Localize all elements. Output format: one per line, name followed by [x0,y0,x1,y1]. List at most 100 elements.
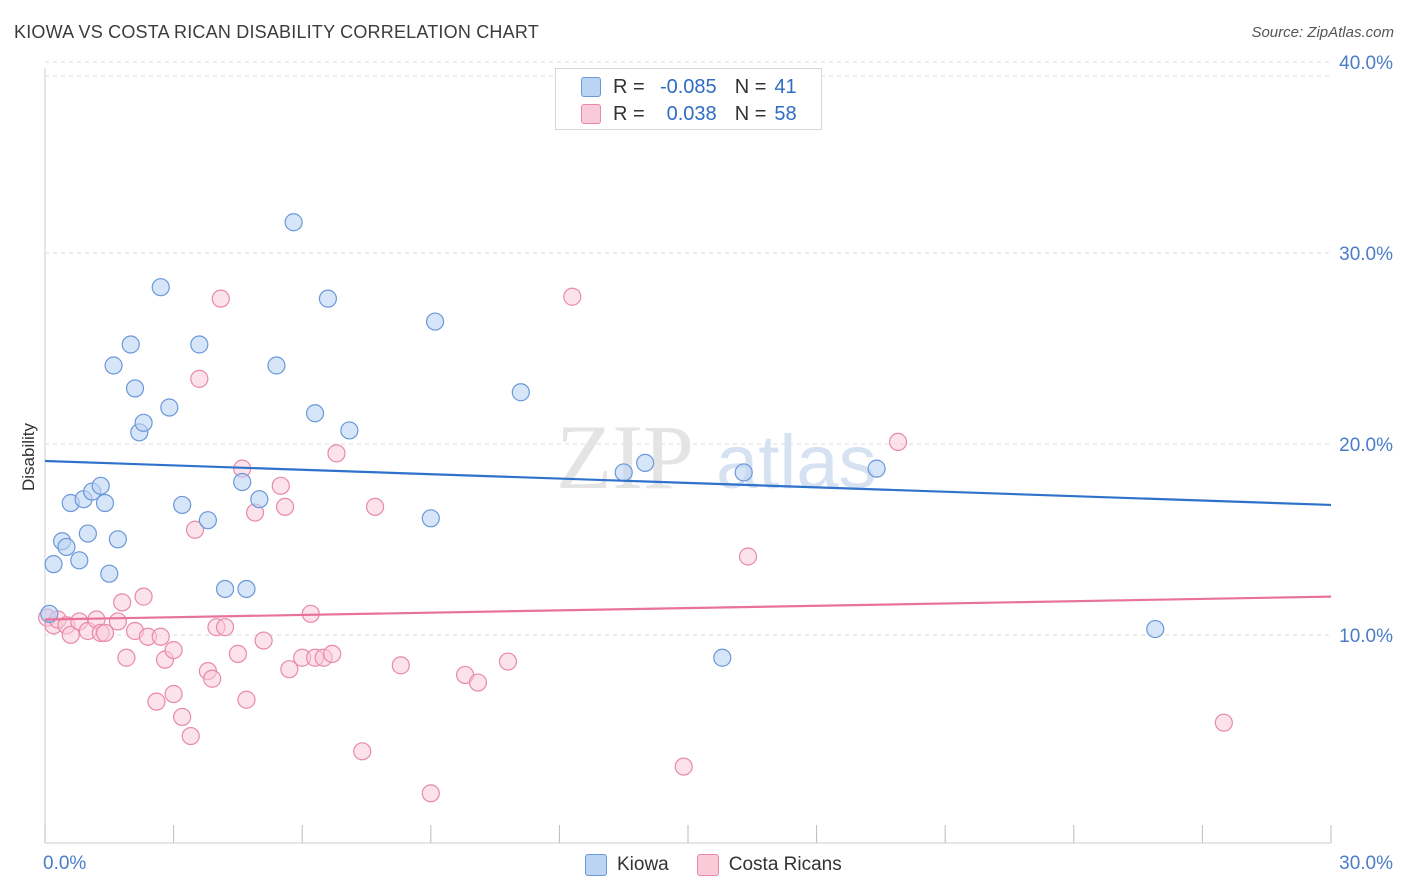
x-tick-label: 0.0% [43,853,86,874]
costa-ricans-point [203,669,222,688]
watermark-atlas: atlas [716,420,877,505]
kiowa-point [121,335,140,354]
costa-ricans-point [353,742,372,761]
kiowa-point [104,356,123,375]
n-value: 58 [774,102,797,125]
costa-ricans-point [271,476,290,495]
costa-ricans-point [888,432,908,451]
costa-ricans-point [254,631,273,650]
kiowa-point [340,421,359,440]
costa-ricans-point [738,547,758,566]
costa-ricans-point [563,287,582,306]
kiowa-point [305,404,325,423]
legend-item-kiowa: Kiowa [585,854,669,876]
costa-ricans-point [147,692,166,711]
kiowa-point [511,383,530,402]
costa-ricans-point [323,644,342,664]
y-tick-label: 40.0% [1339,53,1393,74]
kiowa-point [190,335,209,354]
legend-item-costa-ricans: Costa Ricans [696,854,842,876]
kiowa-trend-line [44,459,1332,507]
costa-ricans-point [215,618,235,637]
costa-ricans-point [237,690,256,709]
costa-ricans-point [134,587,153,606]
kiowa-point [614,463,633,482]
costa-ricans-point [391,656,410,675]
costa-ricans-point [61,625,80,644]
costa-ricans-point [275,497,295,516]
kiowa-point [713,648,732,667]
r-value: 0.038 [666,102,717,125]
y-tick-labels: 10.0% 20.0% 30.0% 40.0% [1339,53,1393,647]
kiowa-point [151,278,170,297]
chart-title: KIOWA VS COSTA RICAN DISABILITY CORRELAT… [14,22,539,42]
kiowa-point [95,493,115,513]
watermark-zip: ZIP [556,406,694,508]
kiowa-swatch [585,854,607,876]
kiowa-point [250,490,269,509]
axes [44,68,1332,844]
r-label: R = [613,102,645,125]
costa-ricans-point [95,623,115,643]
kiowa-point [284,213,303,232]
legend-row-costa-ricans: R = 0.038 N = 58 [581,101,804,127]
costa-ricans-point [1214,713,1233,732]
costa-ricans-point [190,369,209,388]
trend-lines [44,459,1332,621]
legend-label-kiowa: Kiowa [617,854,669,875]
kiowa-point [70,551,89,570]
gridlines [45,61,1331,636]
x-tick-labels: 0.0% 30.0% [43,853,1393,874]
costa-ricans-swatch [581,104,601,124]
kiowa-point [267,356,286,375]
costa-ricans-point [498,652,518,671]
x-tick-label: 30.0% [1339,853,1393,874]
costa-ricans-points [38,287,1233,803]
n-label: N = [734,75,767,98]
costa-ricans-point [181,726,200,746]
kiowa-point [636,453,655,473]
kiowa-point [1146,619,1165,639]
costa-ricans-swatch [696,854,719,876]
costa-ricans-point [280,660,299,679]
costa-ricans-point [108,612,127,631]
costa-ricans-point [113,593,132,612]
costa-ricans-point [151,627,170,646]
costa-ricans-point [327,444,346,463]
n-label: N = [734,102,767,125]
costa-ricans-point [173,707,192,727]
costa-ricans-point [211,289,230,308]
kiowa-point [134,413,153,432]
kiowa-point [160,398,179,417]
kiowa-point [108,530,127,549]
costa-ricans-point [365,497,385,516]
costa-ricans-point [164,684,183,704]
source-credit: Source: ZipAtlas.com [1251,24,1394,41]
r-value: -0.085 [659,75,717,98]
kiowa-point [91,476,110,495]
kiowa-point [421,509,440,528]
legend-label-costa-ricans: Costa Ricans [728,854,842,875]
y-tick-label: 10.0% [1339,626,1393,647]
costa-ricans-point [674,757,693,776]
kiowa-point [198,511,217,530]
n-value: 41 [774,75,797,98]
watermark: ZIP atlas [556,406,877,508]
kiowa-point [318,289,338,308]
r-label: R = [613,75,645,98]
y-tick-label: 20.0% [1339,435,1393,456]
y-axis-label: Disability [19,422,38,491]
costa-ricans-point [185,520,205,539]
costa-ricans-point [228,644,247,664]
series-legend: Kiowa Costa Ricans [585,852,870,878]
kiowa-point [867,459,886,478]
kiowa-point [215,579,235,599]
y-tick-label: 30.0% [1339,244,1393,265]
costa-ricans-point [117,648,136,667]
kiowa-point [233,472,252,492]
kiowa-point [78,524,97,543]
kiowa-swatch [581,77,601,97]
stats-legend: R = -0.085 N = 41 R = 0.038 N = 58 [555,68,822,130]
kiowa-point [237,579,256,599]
==
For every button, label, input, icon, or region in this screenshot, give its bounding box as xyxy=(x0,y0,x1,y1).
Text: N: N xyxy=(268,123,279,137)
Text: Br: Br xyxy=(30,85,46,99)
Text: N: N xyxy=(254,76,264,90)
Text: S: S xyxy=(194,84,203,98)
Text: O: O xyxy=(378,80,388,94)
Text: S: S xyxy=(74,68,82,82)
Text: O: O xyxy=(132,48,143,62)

§ **What to produce**
Can you copy out the material word for word, from the line with "For every button, label, input, icon, or" up to and including the line with "Text: O: O xyxy=(132,48,143,62)"?

§ **Answer for this exercise**
For every button, label, input, icon, or region in this screenshot, give its bounding box as xyxy=(x0,y0,x1,y1).
Text: N: N xyxy=(268,123,279,137)
Text: Br: Br xyxy=(30,85,46,99)
Text: N: N xyxy=(254,76,264,90)
Text: S: S xyxy=(194,84,203,98)
Text: O: O xyxy=(378,80,388,94)
Text: S: S xyxy=(74,68,82,82)
Text: O: O xyxy=(132,48,143,62)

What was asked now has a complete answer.